→ **WHAT IS EXPECTED**
Could you write out every record below exactly, leaving out any pictures?

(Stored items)
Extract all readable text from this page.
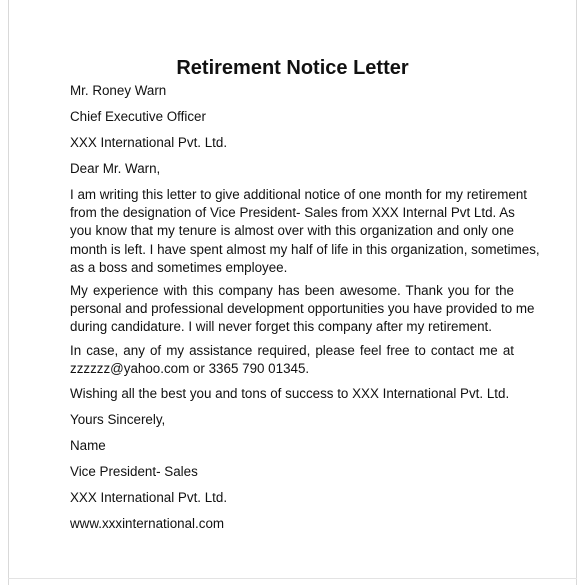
Retirement Notice Letter
Mr. Roney Warn
Chief Executive Officer
XXX International Pvt. Ltd.
Dear Mr. Warn,
I am writing this letter to give additional notice of one month for my retirement
from the designation of Vice President- Sales from XXX Internal Pvt Ltd. As
you know that my tenure is almost over with this organization and only one
month is left. I have spent almost my half of life in this organization, sometimes,
as a boss and sometimes employee.
My experience with this company has been awesome. Thank you for the
personal and professional development opportunities you have provided to me
during candidature. I will never forget this company after my retirement.
In case, any of my assistance required, please feel free to contact me at
zzzzzz@yahoo.com or 3365 790 01345.
Wishing all the best you and tons of success to XXX International Pvt. Ltd.
Yours Sincerely,
Name
Vice President- Sales
XXX International Pvt. Ltd.
www.xxxinternational.com
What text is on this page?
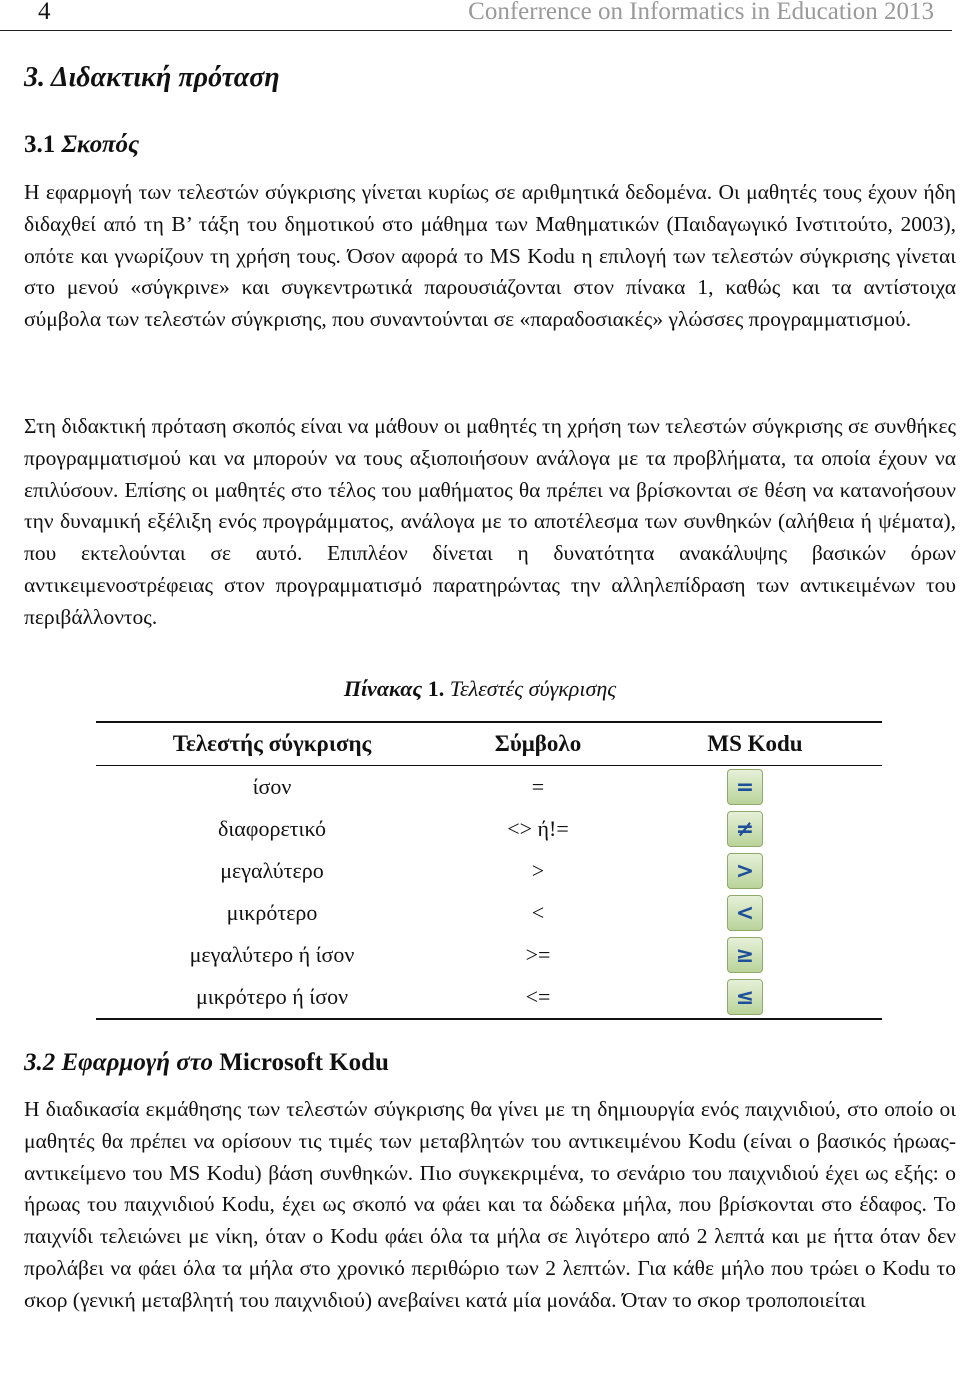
4	Conferrence on Informatics in Education 2013
3. Διδακτική πρόταση
3.1 Σκοπός

Η εφαρμογή των τελεστών σύγκρισης γίνεται κυρίως σε αριθμητικά δεδομένα. Οι μαθητές τους έχουν ήδη διδαχθεί από τη Β’ τάξη του δημοτικού στο μάθημα των Μαθηματικών (Παιδαγωγικό Ινστιτούτο, 2003), οπότε και γνωρίζουν τη χρήση τους. Όσον αφορά το MS Kodu η επιλογή των τελεστών σύγκρισης γίνεται στο μενού «σύγκρινε» και συγκεντρωτικά παρουσιάζονται στον πίνακα 1, καθώς και τα αντίστοιχα σύμβολα των τελεστών σύγκρισης, που συναντούνται σε «παραδοσιακές» γλώσσες προγραμματισμού.

Στη διδακτική πρόταση σκοπός είναι να μάθουν οι μαθητές τη χρήση των τελεστών σύγκρισης σε συνθήκες προγραμματισμού και να μπορούν να τους αξιοποιήσουν ανάλογα με τα προβλήματα, τα οποία έχουν να επιλύσουν. Επίσης οι μαθητές στο τέλος του μαθήματος θα πρέπει να βρίσκονται σε θέση να κατανοήσουν την δυναμική εξέλιξη ενός προγράμματος, ανάλογα με το αποτέλεσμα των συνθηκών (αλήθεια ή ψέματα), που εκτελούνται σε αυτό. Επιπλέον δίνεται η δυνατότητα ανακάλυψης βασικών όρων αντικειμενοστρέφειας στον προγραμματισμό παρατηρώντας την αλληλεπίδραση των αντικειμένων του περιβάλλοντος.

Πίνακας 1. Τελεστές σύγκρισης
Τελεστής σύγκρισης	Σύμβολο	MS Kodu
ίσον	=	=
διαφορετικό	<> ή!=	≠
μεγαλύτερο	>	>
μικρότερο	<	<
μεγαλύτερο ή ίσον	>=	≥
μικρότερο ή ίσον	<=	≤
3.2 Εφαρμογή στο Microsoft Kodu

Η διαδικασία εκμάθησης των τελεστών σύγκρισης θα γίνει με τη δημιουργία ενός παιχνιδιού, στο οποίο οι μαθητές θα πρέπει να ορίσουν τις τιμές των μεταβλητών του αντικειμένου Kodu (είναι ο βασικός ήρωας-αντικείμενο του MS Kodu) βάση συνθηκών. Πιο συγκεκριμένα, το σενάριο του παιχνιδιού έχει ως εξής: ο ήρωας του παιχνιδιού Kodu, έχει ως σκοπό να φάει και τα δώδεκα μήλα, που βρίσκονται στο έδαφος. Το παιχνίδι τελειώνει με νίκη, όταν ο Kodu φάει όλα τα μήλα σε λιγότερο από 2 λεπτά και με ήττα όταν δεν προλάβει να φάει όλα τα μήλα στο χρονικό περιθώριο των 2 λεπτών. Για κάθε μήλο που τρώει ο Kodu το σκορ (γενική μεταβλητή του παιχνιδιού) ανεβαίνει κατά μία μονάδα. Όταν το σκορ τροποποιείται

→ **RESULT OF THE EXERCISE**
Extract all readable text from this page.
Retirement Notice Letter
Mr. Roney Warn
Chief Executive Officer
XXX International Pvt. Ltd.
Dear Mr. Warn,
I am writing this letter to give additional notice of one month for my retirement
from the designation of Vice President- Sales from XXX Internal Pvt Ltd. As
you know that my tenure is almost over with this organization and only one
month is left. I have spent almost my half of life in this organization, sometimes,
as a boss and sometimes employee.
My experience with this company has been awesome. Thank you for the
personal and professional development opportunities you have provided to me
during candidature. I will never forget this company after my retirement.
In case, any of my assistance required, please feel free to contact me at
zzzzzz@yahoo.com or 3365 790 01345.
Wishing all the best you and tons of success to XXX International Pvt. Ltd.
Yours Sincerely,
Name
Vice President- Sales
XXX International Pvt. Ltd.
www.xxxinternational.com
What text is on this page?
4	Conferrence on Informatics in Education 2013
3. Διδακτική πρόταση
3.1 Σκοπός

Η εφαρμογή των τελεστών σύγκρισης γίνεται κυρίως σε αριθμητικά δεδομένα. Οι μαθητές τους έχουν ήδη διδαχθεί από τη Β’ τάξη του δημοτικού στο μάθημα των Μαθηματικών (Παιδαγωγικό Ινστιτούτο, 2003), οπότε και γνωρίζουν τη χρήση τους. Όσον αφορά το MS Kodu η επιλογή των τελεστών σύγκρισης γίνεται στο μενού «σύγκρινε» και συγκεντρωτικά παρουσιάζονται στον πίνακα 1, καθώς και τα αντίστοιχα σύμβολα των τελεστών σύγκρισης, που συναντούνται σε «παραδοσιακές» γλώσσες προγραμματισμού.

Στη διδακτική πρόταση σκοπός είναι να μάθουν οι μαθητές τη χρήση των τελεστών σύγκρισης σε συνθήκες προγραμματισμού και να μπορούν να τους αξιοποιήσουν ανάλογα με τα προβλήματα, τα οποία έχουν να επιλύσουν. Επίσης οι μαθητές στο τέλος του μαθήματος θα πρέπει να βρίσκονται σε θέση να κατανοήσουν την δυναμική εξέλιξη ενός προγράμματος, ανάλογα με το αποτέλεσμα των συνθηκών (αλήθεια ή ψέματα), που εκτελούνται σε αυτό. Επιπλέον δίνεται η δυνατότητα ανακάλυψης βασικών όρων αντικειμενοστρέφειας στον προγραμματισμό παρατηρώντας την αλληλεπίδραση των αντικειμένων του περιβάλλοντος.

Πίνακας 1. Τελεστές σύγκρισης
Τελεστής σύγκρισης	Σύμβολο	MS Kodu
ίσον	=	=
διαφορετικό	<> ή!=	≠
μεγαλύτερο	>	>
μικρότερο	<	<
μεγαλύτερο ή ίσον	>=	≥
μικρότερο ή ίσον	<=	≤
3.2 Εφαρμογή στο Microsoft Kodu

Η διαδικασία εκμάθησης των τελεστών σύγκρισης θα γίνει με τη δημιουργία ενός παιχνιδιού, στο οποίο οι μαθητές θα πρέπει να ορίσουν τις τιμές των μεταβλητών του αντικειμένου Kodu (είναι ο βασικός ήρωας-αντικείμενο του MS Kodu) βάση συνθηκών. Πιο συγκεκριμένα, το σενάριο του παιχνιδιού έχει ως εξής: ο ήρωας του παιχνιδιού Kodu, έχει ως σκοπό να φάει και τα δώδεκα μήλα, που βρίσκονται στο έδαφος. Το παιχνίδι τελειώνει με νίκη, όταν ο Kodu φάει όλα τα μήλα σε λιγότερο από 2 λεπτά και με ήττα όταν δεν προλάβει να φάει όλα τα μήλα στο χρονικό περιθώριο των 2 λεπτών. Για κάθε μήλο που τρώει ο Kodu το σκορ (γενική μεταβλητή του παιχνιδιού) ανεβαίνει κατά μία μονάδα. Όταν το σκορ τροποποιείται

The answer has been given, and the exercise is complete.